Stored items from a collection
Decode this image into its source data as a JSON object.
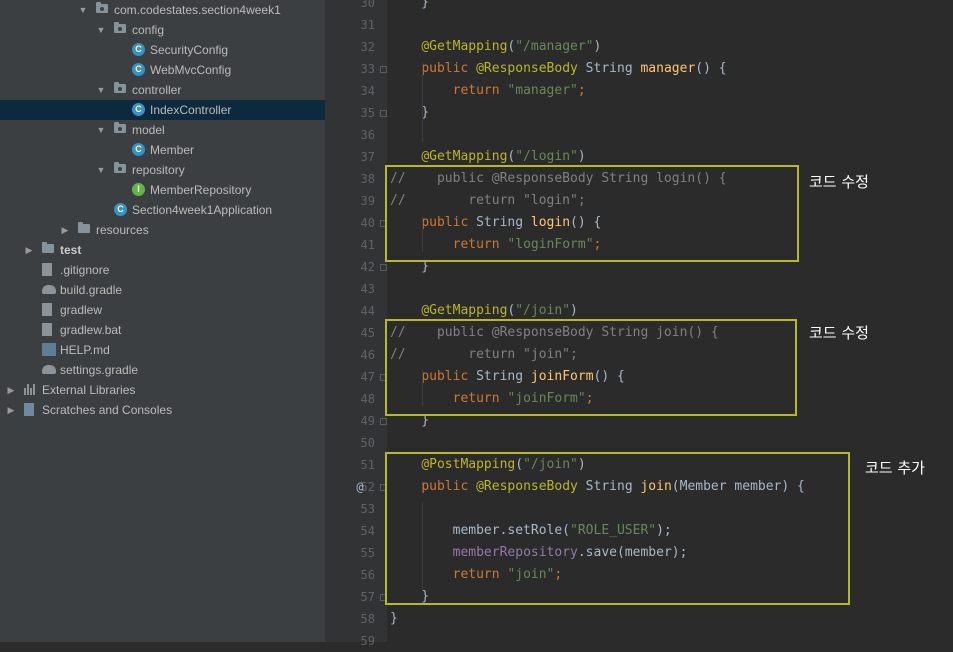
{
  "project_tree": [
    {
      "label": "com.codestates.section4week1",
      "depth": 0,
      "type": "package",
      "expanded": true
    },
    {
      "label": "config",
      "depth": 1,
      "type": "package",
      "expanded": true
    },
    {
      "label": "SecurityConfig",
      "depth": 2,
      "type": "class"
    },
    {
      "label": "WebMvcConfig",
      "depth": 2,
      "type": "class"
    },
    {
      "label": "controller",
      "depth": 1,
      "type": "package",
      "expanded": true
    },
    {
      "label": "IndexController",
      "depth": 2,
      "type": "class",
      "selected": true
    },
    {
      "label": "model",
      "depth": 1,
      "type": "package",
      "expanded": true
    },
    {
      "label": "Member",
      "depth": 2,
      "type": "class"
    },
    {
      "label": "repository",
      "depth": 1,
      "type": "package",
      "expanded": true
    },
    {
      "label": "MemberRepository",
      "depth": 2,
      "type": "interface"
    },
    {
      "label": "Section4week1Application",
      "depth": 1,
      "type": "app-class"
    },
    {
      "label": "resources",
      "depth": 0,
      "type": "resources-folder",
      "expanded": false
    },
    {
      "label": "test",
      "depth": -1,
      "type": "folder",
      "expanded": false,
      "bold": true
    },
    {
      "label": ".gitignore",
      "depth": -1,
      "type": "file"
    },
    {
      "label": "build.gradle",
      "depth": -1,
      "type": "gradle"
    },
    {
      "label": "gradlew",
      "depth": -1,
      "type": "file"
    },
    {
      "label": "gradlew.bat",
      "depth": -1,
      "type": "file"
    },
    {
      "label": "HELP.md",
      "depth": -1,
      "type": "md"
    },
    {
      "label": "settings.gradle",
      "depth": -1,
      "type": "gradle"
    },
    {
      "label": "External Libraries",
      "depth": -2,
      "type": "libraries",
      "expanded": false
    },
    {
      "label": "Scratches and Consoles",
      "depth": -2,
      "type": "scratches",
      "expanded": false
    }
  ],
  "code_lines": [
    {
      "n": "30",
      "tokens": [
        {
          "t": "    }",
          "c": ""
        }
      ]
    },
    {
      "n": "31",
      "tokens": []
    },
    {
      "n": "32",
      "tokens": [
        {
          "t": "    ",
          "c": ""
        },
        {
          "t": "@GetMapping",
          "c": "ann"
        },
        {
          "t": "(",
          "c": ""
        },
        {
          "t": "\"/manager\"",
          "c": "str"
        },
        {
          "t": ")",
          "c": ""
        }
      ]
    },
    {
      "n": "33",
      "tokens": [
        {
          "t": "    ",
          "c": ""
        },
        {
          "t": "public ",
          "c": "kw"
        },
        {
          "t": "@ResponseBody",
          "c": "ann"
        },
        {
          "t": " String ",
          "c": ""
        },
        {
          "t": "manager",
          "c": "fn"
        },
        {
          "t": "() {",
          "c": ""
        }
      ]
    },
    {
      "n": "34",
      "tokens": [
        {
          "t": "        ",
          "c": ""
        },
        {
          "t": "return ",
          "c": "kw"
        },
        {
          "t": "\"manager\"",
          "c": "str"
        },
        {
          "t": ";",
          "c": "kw"
        }
      ]
    },
    {
      "n": "35",
      "tokens": [
        {
          "t": "    }",
          "c": ""
        }
      ]
    },
    {
      "n": "36",
      "tokens": []
    },
    {
      "n": "37",
      "tokens": [
        {
          "t": "    ",
          "c": ""
        },
        {
          "t": "@GetMapping",
          "c": "ann"
        },
        {
          "t": "(",
          "c": ""
        },
        {
          "t": "\"/login\"",
          "c": "str"
        },
        {
          "t": ")",
          "c": ""
        }
      ]
    },
    {
      "n": "38",
      "tokens": [
        {
          "t": "//    public @ResponseBody String login() {",
          "c": "cmt"
        }
      ]
    },
    {
      "n": "39",
      "tokens": [
        {
          "t": "//        return \"login\";",
          "c": "cmt"
        }
      ]
    },
    {
      "n": "40",
      "tokens": [
        {
          "t": "    ",
          "c": ""
        },
        {
          "t": "public ",
          "c": "kw"
        },
        {
          "t": "String ",
          "c": ""
        },
        {
          "t": "login",
          "c": "fn"
        },
        {
          "t": "() {",
          "c": ""
        }
      ]
    },
    {
      "n": "41",
      "tokens": [
        {
          "t": "        ",
          "c": ""
        },
        {
          "t": "return ",
          "c": "kw"
        },
        {
          "t": "\"loginForm\"",
          "c": "str"
        },
        {
          "t": ";",
          "c": "kw"
        }
      ]
    },
    {
      "n": "42",
      "tokens": [
        {
          "t": "    }",
          "c": ""
        }
      ]
    },
    {
      "n": "43",
      "tokens": []
    },
    {
      "n": "44",
      "tokens": [
        {
          "t": "    ",
          "c": ""
        },
        {
          "t": "@GetMapping",
          "c": "ann"
        },
        {
          "t": "(",
          "c": ""
        },
        {
          "t": "\"/join\"",
          "c": "str"
        },
        {
          "t": ")",
          "c": ""
        }
      ]
    },
    {
      "n": "45",
      "tokens": [
        {
          "t": "//    public @ResponseBody String join() {",
          "c": "cmt"
        }
      ]
    },
    {
      "n": "46",
      "tokens": [
        {
          "t": "//        return \"join\";",
          "c": "cmt"
        }
      ]
    },
    {
      "n": "47",
      "tokens": [
        {
          "t": "    ",
          "c": ""
        },
        {
          "t": "public ",
          "c": "kw"
        },
        {
          "t": "String ",
          "c": ""
        },
        {
          "t": "joinForm",
          "c": "fn"
        },
        {
          "t": "() {",
          "c": ""
        }
      ]
    },
    {
      "n": "48",
      "tokens": [
        {
          "t": "        ",
          "c": ""
        },
        {
          "t": "return ",
          "c": "kw"
        },
        {
          "t": "\"joinForm\"",
          "c": "str"
        },
        {
          "t": ";",
          "c": "kw"
        }
      ]
    },
    {
      "n": "49",
      "tokens": [
        {
          "t": "    }",
          "c": ""
        }
      ]
    },
    {
      "n": "50",
      "tokens": []
    },
    {
      "n": "51",
      "tokens": [
        {
          "t": "    ",
          "c": ""
        },
        {
          "t": "@PostMapping",
          "c": "ann"
        },
        {
          "t": "(",
          "c": ""
        },
        {
          "t": "\"/join\"",
          "c": "str"
        },
        {
          "t": ")",
          "c": ""
        }
      ]
    },
    {
      "n": "52",
      "mark": "@",
      "tokens": [
        {
          "t": "    ",
          "c": ""
        },
        {
          "t": "public ",
          "c": "kw"
        },
        {
          "t": "@ResponseBody",
          "c": "ann"
        },
        {
          "t": " String ",
          "c": ""
        },
        {
          "t": "join",
          "c": "fn"
        },
        {
          "t": "(Member member) {",
          "c": ""
        }
      ]
    },
    {
      "n": "53",
      "tokens": []
    },
    {
      "n": "54",
      "tokens": [
        {
          "t": "        member.setRole(",
          "c": ""
        },
        {
          "t": "\"ROLE_USER\"",
          "c": "str"
        },
        {
          "t": ");",
          "c": ""
        }
      ]
    },
    {
      "n": "55",
      "tokens": [
        {
          "t": "        ",
          "c": ""
        },
        {
          "t": "memberRepository",
          "c": "fld"
        },
        {
          "t": ".save(member);",
          "c": ""
        }
      ]
    },
    {
      "n": "56",
      "tokens": [
        {
          "t": "        ",
          "c": ""
        },
        {
          "t": "return ",
          "c": "kw"
        },
        {
          "t": "\"join\"",
          "c": "str"
        },
        {
          "t": ";",
          "c": "kw"
        }
      ]
    },
    {
      "n": "57",
      "tokens": [
        {
          "t": "    }",
          "c": ""
        }
      ]
    },
    {
      "n": "58",
      "tokens": [
        {
          "t": "}",
          "c": ""
        }
      ]
    },
    {
      "n": "59",
      "tokens": []
    }
  ],
  "annotations": {
    "note_login": "코드 수정",
    "note_join": "코드 수정",
    "note_post": "코드 추가"
  },
  "colors": {
    "highlight_box": "#b6b92a",
    "annotation": "#bbb529",
    "keyword": "#cc7832",
    "string": "#6a8759",
    "function": "#ffc66d",
    "comment": "#808080"
  }
}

▸ PROBLEM TO SOLVE
Every line containing the string "ResponseBody" must be listed.

▸ RESULT
          "t": "@ResponseBody",
          "t": "//    public @ResponseBody String login() {",
          "t": "//    public @ResponseBody String join() {",
          "t": "@ResponseBody",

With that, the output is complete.